[start of Listed records]

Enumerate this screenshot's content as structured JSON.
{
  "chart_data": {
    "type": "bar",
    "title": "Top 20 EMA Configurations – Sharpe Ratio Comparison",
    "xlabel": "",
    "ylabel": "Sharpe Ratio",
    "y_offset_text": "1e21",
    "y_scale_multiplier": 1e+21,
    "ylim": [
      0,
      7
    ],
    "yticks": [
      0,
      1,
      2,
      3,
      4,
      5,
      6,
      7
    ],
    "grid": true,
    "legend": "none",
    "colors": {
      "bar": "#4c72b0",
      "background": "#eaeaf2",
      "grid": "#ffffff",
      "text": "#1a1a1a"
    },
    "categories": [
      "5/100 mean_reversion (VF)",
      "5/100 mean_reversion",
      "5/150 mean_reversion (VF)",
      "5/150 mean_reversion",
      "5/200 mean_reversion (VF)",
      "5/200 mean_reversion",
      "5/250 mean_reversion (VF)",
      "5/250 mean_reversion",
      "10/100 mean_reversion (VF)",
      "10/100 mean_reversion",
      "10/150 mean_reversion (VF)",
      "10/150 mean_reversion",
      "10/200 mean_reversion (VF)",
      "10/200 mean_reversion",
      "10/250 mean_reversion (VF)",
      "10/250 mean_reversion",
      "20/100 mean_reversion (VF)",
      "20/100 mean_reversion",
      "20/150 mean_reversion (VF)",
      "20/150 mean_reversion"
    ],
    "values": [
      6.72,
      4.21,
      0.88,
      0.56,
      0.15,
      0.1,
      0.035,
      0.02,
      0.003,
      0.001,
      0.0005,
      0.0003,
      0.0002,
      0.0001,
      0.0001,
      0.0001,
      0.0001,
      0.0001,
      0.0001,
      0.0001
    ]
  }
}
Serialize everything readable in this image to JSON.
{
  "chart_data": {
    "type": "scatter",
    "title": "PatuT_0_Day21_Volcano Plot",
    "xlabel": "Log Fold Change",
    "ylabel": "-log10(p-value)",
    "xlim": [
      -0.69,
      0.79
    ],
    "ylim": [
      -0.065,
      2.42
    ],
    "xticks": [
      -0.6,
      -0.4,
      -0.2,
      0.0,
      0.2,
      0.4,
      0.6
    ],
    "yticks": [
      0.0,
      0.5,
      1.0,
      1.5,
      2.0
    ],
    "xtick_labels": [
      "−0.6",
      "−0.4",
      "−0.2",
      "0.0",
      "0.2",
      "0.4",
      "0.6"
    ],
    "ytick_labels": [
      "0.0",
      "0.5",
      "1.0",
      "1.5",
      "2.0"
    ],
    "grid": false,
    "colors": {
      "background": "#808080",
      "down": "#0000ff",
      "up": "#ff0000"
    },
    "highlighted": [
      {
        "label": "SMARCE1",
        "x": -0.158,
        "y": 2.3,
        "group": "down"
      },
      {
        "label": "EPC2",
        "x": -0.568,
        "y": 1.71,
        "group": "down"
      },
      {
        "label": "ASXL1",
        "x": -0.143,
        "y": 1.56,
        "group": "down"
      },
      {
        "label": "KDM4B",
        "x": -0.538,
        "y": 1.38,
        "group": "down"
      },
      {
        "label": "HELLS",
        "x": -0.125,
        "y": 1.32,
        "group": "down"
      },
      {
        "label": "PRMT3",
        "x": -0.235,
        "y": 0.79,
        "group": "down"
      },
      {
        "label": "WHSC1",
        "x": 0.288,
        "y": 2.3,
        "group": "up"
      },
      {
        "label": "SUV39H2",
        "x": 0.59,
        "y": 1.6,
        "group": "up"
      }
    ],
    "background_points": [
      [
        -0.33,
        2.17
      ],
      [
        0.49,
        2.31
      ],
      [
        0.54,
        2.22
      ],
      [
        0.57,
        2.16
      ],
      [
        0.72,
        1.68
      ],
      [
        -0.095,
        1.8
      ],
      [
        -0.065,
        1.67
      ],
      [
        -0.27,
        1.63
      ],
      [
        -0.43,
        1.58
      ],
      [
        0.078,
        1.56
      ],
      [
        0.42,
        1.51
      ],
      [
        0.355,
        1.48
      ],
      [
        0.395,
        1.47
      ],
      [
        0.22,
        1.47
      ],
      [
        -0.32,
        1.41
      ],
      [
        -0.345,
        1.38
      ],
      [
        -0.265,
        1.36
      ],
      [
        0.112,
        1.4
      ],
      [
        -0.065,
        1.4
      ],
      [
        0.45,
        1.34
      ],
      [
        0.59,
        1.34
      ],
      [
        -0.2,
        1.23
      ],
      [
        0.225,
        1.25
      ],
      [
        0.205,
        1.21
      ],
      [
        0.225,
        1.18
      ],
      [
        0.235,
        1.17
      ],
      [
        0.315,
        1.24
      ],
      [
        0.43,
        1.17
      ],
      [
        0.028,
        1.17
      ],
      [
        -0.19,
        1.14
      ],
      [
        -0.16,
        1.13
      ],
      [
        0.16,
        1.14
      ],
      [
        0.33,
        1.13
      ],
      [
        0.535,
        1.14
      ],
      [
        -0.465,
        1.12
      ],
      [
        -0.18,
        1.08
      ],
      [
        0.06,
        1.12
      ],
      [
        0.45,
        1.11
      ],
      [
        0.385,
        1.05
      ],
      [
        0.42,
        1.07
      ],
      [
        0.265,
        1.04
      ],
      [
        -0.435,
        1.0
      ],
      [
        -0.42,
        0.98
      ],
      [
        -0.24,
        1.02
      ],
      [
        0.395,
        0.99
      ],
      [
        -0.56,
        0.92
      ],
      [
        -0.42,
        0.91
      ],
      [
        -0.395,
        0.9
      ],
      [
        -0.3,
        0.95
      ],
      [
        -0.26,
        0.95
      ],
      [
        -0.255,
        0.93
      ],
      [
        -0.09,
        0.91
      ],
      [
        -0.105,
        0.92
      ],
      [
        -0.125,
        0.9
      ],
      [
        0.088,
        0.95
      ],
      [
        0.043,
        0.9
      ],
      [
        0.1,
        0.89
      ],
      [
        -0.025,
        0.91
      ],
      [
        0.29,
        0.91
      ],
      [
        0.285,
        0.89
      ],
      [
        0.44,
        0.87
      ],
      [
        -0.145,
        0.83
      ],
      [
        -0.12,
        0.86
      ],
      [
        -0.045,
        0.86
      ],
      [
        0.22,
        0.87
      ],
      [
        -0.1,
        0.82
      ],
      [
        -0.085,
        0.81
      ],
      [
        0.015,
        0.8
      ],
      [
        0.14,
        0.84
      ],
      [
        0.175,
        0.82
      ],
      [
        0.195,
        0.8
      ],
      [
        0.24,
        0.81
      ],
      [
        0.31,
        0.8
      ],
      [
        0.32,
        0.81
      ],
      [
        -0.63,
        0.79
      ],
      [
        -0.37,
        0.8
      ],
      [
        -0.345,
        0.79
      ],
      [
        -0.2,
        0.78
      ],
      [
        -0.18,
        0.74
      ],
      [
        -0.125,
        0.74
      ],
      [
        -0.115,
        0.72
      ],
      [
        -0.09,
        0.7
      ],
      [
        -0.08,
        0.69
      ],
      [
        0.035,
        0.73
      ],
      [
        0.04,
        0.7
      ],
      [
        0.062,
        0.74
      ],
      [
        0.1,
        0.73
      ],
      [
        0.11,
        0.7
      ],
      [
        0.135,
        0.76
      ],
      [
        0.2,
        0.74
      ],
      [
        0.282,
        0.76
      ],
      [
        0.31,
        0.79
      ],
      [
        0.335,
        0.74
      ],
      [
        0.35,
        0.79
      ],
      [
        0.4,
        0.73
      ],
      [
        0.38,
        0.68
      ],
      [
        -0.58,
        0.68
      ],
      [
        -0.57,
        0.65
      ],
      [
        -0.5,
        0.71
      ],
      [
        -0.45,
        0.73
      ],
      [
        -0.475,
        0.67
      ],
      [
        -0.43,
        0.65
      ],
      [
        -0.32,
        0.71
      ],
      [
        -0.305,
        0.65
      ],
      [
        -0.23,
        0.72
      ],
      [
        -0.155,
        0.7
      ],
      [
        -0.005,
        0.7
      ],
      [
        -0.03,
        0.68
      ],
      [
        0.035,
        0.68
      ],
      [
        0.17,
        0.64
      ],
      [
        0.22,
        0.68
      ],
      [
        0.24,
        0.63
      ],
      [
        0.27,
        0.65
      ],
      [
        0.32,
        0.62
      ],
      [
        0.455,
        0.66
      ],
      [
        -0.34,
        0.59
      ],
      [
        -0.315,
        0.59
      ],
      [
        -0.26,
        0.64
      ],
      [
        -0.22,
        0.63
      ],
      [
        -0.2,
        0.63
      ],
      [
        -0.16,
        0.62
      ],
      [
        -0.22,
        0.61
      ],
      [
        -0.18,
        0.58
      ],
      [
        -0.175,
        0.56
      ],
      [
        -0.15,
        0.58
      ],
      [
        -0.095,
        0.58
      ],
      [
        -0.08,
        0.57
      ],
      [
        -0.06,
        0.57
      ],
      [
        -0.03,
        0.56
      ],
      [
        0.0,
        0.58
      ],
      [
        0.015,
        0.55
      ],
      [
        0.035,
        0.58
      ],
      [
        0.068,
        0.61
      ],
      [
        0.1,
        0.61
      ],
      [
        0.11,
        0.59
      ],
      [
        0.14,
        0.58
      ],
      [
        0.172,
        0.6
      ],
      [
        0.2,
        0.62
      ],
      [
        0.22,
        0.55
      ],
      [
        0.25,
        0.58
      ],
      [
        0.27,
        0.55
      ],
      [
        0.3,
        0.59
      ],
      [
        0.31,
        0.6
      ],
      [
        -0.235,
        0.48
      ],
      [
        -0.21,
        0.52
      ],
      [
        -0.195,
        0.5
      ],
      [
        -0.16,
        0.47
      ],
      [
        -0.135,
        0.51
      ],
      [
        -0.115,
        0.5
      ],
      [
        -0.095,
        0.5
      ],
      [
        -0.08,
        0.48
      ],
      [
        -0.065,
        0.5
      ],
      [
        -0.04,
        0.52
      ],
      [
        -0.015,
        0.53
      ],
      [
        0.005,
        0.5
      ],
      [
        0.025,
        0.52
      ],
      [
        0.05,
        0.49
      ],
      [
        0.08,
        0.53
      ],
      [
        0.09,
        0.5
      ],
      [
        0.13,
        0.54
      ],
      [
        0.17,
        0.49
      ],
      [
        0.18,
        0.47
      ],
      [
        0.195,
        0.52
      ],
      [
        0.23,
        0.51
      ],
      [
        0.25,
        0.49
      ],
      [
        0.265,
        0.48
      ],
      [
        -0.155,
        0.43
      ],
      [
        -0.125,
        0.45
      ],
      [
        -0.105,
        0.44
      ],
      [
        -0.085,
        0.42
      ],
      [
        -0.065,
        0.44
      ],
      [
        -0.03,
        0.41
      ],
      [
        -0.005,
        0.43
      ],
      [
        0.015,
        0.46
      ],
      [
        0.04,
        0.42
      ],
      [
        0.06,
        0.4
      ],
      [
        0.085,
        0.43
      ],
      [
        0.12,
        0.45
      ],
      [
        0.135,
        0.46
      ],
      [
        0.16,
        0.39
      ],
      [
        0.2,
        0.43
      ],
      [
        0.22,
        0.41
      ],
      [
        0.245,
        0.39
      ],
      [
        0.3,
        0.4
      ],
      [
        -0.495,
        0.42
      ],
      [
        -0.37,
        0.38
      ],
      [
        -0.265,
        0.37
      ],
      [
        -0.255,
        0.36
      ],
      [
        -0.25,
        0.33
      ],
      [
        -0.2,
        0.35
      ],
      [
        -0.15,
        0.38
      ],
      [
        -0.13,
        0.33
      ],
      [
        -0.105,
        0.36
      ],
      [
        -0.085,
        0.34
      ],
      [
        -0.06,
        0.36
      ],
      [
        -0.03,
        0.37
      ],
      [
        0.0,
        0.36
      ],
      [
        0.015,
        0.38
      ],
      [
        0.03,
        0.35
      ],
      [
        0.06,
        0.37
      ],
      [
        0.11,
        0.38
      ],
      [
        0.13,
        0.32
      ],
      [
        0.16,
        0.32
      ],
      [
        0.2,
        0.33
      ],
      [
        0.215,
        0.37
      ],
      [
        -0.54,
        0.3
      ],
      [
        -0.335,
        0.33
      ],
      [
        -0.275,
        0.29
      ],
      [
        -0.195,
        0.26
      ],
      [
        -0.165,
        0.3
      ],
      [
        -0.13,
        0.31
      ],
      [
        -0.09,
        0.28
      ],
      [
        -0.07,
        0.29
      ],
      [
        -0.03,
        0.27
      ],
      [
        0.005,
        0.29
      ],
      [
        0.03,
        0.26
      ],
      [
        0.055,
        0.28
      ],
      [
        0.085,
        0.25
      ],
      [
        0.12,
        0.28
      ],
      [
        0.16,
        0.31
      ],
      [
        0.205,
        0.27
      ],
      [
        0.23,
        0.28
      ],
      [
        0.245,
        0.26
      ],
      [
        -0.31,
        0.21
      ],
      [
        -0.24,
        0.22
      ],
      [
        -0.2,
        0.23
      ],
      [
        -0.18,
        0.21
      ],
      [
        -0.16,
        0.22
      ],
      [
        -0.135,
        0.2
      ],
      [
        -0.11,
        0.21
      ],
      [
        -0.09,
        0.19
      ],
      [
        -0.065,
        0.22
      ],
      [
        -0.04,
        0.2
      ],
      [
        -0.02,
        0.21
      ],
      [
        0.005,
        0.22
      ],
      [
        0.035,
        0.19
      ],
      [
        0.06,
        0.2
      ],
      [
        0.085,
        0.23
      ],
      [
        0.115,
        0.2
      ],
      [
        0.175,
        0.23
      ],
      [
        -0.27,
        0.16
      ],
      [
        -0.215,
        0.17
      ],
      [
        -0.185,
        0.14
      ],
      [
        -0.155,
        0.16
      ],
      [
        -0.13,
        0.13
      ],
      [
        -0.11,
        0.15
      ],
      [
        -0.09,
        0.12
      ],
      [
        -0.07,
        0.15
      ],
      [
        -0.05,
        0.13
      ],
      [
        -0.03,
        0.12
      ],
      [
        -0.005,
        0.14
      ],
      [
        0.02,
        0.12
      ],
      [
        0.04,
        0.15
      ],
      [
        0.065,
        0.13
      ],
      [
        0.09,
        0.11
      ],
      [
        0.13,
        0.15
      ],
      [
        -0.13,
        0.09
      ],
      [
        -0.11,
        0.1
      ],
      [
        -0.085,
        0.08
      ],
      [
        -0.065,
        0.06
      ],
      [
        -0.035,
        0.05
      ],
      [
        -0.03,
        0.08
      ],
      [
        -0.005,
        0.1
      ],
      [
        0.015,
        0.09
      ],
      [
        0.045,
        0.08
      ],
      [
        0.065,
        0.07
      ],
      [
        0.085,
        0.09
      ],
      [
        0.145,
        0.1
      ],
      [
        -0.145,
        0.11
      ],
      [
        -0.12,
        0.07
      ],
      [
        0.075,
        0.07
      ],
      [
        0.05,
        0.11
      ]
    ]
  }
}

[end of Listed records]

Task details:
Read the entries and select each line where the word "JSON" is found.

Exercise response:
Enumerate this screenshot's content as structured JSON.
Serialize everything readable in this image to JSON.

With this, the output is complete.